• _Required task_
Look below. Copy each line that has "name" in it.

• _Data shown_
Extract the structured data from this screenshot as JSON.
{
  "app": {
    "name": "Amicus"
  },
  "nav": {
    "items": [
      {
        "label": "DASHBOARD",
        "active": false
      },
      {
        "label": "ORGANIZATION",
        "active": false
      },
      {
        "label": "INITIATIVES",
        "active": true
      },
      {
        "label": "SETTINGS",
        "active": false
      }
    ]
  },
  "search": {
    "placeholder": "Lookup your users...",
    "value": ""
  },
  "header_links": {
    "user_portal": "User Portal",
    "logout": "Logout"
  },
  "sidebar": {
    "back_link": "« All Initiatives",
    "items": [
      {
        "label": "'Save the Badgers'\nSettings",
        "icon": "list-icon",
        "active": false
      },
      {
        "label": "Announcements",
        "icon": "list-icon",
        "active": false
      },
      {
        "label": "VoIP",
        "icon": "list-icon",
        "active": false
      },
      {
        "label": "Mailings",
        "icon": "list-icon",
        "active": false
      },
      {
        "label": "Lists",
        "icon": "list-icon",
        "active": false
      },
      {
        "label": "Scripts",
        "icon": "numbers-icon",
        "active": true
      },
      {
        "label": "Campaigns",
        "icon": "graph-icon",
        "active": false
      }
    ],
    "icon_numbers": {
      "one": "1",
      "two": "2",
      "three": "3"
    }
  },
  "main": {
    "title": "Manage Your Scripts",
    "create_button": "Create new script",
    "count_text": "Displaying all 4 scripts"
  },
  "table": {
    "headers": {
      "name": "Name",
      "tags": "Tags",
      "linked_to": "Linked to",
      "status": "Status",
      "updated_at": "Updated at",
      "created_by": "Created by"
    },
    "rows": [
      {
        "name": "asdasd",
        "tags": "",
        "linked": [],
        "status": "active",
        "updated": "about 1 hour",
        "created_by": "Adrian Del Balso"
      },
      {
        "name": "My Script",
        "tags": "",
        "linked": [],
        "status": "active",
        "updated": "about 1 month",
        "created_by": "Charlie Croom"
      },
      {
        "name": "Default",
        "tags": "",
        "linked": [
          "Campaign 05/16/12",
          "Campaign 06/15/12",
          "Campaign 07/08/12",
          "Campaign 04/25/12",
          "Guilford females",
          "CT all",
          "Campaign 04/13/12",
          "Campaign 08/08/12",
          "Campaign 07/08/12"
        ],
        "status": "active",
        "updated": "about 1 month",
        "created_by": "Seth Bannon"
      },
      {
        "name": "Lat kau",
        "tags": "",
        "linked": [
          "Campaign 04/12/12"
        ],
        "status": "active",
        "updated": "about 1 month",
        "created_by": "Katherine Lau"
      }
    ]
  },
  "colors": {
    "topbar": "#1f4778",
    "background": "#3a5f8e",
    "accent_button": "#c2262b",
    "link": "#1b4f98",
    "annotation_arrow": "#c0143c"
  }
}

• _Response to this exercise_
    "name": "Amicus"
      "name": "Name",
        "name": "asdasd",
        "name": "My Script",
        "name": "Default",
        "name": "Lat kau",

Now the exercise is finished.